WHAT IS ASKED: Only the number is wanted: how many lines contain the string "data"?

** START RECORDS FOR THE EXERCISE **

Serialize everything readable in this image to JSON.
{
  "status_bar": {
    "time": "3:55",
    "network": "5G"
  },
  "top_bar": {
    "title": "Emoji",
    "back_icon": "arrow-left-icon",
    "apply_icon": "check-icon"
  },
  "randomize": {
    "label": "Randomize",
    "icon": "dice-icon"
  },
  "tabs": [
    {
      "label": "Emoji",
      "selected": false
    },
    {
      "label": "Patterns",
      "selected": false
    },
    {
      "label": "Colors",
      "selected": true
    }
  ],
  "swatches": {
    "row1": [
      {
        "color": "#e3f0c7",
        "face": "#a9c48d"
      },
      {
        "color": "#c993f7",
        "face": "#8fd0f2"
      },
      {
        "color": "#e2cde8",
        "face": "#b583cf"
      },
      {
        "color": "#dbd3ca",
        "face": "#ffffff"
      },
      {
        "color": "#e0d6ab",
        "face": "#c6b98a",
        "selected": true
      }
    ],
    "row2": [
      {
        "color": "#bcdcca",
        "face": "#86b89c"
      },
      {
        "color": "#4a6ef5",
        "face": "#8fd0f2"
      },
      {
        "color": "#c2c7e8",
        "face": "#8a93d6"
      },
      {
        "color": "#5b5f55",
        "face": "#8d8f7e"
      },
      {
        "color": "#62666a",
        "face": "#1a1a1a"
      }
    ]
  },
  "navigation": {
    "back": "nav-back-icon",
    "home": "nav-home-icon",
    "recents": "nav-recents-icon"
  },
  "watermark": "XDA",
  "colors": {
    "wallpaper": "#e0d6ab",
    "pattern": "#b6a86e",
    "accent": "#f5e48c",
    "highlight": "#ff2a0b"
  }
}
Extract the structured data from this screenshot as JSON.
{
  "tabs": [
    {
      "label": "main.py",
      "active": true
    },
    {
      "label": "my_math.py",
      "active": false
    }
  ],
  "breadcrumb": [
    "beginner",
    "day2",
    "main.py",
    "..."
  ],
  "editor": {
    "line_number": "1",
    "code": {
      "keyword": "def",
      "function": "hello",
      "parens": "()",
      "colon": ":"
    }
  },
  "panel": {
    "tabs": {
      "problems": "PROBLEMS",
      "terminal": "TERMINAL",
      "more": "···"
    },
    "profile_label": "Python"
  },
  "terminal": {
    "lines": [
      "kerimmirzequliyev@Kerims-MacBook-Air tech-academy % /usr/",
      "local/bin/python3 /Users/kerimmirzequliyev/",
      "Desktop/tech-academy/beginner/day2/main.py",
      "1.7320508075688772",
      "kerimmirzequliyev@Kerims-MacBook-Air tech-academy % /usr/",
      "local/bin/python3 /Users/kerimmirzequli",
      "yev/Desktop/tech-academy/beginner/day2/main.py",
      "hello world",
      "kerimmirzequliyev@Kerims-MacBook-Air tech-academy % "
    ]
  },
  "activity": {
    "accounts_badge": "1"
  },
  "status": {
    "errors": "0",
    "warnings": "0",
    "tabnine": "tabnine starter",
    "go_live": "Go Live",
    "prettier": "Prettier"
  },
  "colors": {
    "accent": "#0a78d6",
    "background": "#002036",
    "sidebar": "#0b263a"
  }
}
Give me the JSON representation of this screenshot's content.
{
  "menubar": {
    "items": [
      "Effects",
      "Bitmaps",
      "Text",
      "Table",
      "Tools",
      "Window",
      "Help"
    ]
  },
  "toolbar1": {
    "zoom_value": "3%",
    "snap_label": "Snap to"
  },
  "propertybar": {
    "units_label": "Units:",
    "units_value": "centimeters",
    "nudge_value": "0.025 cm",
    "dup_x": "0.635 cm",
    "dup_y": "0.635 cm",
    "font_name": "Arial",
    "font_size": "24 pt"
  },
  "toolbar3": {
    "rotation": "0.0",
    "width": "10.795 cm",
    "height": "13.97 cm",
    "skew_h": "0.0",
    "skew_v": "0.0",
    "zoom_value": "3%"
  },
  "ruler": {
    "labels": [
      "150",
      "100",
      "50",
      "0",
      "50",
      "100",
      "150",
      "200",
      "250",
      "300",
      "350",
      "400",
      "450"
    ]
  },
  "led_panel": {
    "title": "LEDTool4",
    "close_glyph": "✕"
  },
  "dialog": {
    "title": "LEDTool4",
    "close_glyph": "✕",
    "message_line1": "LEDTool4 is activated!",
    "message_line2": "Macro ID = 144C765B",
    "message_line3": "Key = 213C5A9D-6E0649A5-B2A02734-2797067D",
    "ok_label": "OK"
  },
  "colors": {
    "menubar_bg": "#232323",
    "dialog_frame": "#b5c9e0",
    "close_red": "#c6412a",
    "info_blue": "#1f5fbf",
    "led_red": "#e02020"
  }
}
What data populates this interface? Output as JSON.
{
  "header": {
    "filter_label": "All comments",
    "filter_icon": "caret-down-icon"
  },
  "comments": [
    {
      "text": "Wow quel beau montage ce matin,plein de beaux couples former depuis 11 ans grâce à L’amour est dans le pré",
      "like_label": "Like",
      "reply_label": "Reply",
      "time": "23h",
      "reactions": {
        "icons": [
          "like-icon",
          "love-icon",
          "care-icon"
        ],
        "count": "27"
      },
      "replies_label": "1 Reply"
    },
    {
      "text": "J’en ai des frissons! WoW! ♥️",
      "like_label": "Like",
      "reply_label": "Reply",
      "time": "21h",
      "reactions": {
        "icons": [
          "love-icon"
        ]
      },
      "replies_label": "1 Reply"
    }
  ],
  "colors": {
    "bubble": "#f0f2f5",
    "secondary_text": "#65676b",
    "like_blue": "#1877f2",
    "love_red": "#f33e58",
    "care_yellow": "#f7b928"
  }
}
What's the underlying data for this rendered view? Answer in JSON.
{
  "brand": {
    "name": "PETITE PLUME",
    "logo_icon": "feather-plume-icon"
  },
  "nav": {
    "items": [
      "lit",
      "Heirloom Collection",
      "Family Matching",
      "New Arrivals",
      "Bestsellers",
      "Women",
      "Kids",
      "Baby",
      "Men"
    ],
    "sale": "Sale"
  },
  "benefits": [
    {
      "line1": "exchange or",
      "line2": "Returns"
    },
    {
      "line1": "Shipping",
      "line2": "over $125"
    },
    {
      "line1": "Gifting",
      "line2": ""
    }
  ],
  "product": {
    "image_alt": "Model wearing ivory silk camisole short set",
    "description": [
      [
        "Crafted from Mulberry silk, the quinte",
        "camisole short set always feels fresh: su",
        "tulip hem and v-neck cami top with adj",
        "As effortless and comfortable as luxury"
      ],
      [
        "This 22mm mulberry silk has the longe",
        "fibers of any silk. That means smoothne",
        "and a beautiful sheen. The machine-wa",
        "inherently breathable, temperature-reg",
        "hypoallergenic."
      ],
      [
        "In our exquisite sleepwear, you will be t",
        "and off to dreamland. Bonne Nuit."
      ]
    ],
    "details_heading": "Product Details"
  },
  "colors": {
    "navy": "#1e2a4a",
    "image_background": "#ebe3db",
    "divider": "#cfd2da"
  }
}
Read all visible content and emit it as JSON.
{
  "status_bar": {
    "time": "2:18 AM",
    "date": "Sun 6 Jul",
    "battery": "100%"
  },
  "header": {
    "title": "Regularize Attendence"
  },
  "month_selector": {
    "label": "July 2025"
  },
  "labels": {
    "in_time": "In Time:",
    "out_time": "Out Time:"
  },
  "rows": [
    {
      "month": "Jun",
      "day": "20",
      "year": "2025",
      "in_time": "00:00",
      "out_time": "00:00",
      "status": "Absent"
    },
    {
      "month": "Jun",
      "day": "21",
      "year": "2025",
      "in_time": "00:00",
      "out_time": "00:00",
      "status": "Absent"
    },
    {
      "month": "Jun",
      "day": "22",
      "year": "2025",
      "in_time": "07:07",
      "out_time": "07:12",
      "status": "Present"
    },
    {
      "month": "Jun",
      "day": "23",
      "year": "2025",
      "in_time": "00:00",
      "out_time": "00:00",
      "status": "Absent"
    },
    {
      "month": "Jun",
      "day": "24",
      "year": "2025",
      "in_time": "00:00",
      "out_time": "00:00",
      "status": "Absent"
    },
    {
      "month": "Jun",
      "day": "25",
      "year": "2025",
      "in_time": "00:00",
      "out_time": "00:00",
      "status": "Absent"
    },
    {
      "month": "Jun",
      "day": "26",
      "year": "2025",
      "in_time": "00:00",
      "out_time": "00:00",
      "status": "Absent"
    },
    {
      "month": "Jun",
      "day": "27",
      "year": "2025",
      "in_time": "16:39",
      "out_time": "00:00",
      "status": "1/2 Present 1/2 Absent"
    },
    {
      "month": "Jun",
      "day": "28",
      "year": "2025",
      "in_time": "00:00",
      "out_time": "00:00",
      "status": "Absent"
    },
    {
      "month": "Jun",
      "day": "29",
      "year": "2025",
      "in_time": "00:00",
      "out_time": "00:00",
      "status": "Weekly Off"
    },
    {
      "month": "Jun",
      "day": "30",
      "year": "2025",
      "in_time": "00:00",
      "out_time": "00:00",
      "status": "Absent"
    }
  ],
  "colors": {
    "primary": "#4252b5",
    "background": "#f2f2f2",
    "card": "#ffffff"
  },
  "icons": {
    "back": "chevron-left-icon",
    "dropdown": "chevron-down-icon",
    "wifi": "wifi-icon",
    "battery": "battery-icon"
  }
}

** END RECORDS FOR THE EXERCISE **

ANSWER TO THIS PROBLEM: 3